■ **Stored rows**:
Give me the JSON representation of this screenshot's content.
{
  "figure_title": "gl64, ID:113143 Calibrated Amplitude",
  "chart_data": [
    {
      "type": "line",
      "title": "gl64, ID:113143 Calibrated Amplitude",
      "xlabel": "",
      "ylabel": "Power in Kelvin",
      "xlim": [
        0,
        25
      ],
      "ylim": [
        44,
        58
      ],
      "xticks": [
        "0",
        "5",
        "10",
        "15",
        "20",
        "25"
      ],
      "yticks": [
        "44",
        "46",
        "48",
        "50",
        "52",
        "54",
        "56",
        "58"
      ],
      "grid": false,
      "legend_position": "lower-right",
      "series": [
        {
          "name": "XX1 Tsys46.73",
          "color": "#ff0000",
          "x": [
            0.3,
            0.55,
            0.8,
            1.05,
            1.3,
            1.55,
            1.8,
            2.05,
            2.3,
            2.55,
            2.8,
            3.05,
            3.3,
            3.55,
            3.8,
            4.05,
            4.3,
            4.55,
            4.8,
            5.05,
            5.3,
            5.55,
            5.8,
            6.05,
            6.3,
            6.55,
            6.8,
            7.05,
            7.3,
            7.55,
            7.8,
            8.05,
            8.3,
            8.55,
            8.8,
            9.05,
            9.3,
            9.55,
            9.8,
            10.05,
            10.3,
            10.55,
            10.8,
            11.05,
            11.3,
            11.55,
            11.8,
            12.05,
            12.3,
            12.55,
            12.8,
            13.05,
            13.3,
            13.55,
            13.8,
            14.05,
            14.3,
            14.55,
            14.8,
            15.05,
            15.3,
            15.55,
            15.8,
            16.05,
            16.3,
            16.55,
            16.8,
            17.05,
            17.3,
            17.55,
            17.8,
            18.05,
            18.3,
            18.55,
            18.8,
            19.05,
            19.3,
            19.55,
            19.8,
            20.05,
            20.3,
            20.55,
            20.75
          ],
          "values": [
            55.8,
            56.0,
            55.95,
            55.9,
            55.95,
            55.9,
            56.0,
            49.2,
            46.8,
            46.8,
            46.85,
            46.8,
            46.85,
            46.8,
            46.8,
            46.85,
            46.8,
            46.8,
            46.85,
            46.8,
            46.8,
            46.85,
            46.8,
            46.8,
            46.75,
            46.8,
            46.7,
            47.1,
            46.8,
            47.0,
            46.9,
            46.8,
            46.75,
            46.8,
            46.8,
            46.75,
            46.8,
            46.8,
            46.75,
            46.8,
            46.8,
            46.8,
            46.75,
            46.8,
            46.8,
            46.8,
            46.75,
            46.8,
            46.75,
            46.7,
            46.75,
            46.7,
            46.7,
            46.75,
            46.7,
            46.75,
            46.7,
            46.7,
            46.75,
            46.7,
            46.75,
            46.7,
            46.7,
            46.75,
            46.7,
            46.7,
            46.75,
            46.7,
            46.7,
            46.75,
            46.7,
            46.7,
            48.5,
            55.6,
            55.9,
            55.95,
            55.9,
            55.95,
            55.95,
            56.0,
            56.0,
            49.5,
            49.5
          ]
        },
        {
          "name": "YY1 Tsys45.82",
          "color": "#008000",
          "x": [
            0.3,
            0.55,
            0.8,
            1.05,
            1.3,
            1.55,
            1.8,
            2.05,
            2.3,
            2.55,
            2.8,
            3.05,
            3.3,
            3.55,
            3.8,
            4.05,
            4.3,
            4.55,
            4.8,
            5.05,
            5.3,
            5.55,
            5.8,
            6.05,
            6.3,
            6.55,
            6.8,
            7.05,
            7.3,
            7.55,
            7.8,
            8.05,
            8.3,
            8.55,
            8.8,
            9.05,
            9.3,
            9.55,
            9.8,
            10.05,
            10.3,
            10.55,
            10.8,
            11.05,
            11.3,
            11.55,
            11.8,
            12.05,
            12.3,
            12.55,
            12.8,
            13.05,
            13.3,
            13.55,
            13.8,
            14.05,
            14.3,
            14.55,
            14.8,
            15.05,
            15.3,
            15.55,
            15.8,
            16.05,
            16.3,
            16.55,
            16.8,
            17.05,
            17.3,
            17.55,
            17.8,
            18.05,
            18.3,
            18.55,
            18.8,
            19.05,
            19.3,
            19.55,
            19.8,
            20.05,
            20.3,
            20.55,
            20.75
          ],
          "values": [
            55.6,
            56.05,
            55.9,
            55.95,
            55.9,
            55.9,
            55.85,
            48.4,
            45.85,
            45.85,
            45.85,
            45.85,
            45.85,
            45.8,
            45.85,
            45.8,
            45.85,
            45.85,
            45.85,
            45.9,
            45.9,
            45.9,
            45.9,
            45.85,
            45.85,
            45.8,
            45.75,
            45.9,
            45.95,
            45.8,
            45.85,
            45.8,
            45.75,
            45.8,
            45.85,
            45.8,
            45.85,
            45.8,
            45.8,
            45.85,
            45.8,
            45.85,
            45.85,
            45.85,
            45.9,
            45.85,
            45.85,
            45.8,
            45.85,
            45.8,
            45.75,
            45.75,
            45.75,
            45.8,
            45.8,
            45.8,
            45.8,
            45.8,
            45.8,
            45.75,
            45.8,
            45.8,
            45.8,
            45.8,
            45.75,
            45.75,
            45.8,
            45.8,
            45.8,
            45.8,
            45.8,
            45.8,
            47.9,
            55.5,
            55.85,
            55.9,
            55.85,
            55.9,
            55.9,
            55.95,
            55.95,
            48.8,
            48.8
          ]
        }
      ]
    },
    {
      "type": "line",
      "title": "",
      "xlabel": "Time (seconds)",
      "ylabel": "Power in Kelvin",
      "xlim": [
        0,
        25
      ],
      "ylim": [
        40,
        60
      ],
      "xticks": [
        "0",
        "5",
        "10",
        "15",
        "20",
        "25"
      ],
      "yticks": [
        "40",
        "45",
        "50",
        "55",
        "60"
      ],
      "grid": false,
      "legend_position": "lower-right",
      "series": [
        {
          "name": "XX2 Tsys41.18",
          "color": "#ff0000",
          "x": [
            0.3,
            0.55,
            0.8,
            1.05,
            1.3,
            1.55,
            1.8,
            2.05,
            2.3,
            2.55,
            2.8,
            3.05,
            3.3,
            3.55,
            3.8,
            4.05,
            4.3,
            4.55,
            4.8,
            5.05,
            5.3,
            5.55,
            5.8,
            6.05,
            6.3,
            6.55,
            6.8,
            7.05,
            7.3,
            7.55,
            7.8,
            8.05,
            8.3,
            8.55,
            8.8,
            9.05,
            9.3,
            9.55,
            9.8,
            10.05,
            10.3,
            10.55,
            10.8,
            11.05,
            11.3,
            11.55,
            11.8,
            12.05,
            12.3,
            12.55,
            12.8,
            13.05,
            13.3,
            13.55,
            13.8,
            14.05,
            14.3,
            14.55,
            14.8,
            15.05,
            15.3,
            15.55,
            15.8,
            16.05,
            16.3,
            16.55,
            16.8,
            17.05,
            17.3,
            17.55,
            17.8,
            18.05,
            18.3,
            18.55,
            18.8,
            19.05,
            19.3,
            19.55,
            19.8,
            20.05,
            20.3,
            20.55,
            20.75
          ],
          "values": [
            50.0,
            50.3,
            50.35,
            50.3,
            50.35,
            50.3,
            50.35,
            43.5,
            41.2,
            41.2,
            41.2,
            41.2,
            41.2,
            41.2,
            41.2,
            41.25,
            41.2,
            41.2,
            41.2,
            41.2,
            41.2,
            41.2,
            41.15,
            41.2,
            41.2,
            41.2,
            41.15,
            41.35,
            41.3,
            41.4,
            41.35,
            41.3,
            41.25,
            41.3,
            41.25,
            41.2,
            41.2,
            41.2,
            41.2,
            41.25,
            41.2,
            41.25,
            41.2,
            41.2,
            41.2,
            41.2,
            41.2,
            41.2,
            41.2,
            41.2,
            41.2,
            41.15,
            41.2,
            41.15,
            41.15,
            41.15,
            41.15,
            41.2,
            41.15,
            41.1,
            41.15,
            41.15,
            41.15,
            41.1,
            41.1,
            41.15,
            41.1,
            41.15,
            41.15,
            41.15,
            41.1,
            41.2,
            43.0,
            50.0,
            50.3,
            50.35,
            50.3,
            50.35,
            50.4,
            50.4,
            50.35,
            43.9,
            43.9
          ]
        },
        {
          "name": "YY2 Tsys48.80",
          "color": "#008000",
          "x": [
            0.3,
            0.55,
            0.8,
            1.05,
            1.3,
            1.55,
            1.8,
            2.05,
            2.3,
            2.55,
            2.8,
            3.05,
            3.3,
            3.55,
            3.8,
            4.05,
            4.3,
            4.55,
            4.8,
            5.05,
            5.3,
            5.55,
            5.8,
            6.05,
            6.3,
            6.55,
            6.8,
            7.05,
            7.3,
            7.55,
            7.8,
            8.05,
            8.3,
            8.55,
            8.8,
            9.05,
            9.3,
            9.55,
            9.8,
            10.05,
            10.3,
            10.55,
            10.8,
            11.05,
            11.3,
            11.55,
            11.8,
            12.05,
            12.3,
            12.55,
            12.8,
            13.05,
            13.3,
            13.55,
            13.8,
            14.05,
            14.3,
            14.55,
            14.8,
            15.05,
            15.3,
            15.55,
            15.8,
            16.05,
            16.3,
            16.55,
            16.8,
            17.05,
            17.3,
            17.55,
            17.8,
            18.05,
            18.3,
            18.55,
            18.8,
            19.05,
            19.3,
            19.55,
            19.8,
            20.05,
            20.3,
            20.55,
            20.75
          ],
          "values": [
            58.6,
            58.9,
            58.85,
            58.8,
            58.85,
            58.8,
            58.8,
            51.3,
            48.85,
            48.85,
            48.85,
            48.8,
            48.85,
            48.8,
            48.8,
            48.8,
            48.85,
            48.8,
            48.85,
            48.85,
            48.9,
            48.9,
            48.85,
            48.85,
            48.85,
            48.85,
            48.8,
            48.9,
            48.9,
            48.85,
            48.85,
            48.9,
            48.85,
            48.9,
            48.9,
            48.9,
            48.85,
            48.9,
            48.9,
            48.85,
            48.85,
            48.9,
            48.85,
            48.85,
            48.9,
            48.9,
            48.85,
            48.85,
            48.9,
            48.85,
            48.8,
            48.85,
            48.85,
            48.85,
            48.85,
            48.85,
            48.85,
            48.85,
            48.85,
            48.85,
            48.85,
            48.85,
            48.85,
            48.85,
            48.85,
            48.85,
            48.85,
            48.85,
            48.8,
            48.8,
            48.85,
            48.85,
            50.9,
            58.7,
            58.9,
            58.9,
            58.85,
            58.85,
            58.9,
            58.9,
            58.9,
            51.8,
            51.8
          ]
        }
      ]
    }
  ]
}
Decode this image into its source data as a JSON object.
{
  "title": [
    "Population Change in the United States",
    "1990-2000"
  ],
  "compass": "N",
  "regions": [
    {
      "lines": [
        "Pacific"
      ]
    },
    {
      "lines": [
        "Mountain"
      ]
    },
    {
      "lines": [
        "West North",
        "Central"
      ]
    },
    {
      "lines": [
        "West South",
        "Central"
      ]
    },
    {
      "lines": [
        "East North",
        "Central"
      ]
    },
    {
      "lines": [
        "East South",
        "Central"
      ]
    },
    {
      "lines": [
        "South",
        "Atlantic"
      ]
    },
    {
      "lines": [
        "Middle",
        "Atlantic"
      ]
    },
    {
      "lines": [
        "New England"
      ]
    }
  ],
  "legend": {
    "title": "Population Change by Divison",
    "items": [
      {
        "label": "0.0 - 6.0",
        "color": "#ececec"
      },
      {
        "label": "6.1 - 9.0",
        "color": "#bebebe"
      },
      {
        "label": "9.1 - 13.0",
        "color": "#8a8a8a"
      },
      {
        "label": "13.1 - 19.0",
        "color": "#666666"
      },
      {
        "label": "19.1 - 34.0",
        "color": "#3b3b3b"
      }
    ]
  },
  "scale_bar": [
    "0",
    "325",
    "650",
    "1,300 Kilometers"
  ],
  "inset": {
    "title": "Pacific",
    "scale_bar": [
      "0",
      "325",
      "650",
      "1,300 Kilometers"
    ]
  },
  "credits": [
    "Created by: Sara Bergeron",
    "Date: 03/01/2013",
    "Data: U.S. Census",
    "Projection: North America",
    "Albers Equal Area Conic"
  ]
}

■ **Aim**: Every line in the data that holds "JSON" should be copied out.

■ **Expected answer**:
Give me the JSON representation of this screenshot's content.
Decode this image into its source data as a JSON object.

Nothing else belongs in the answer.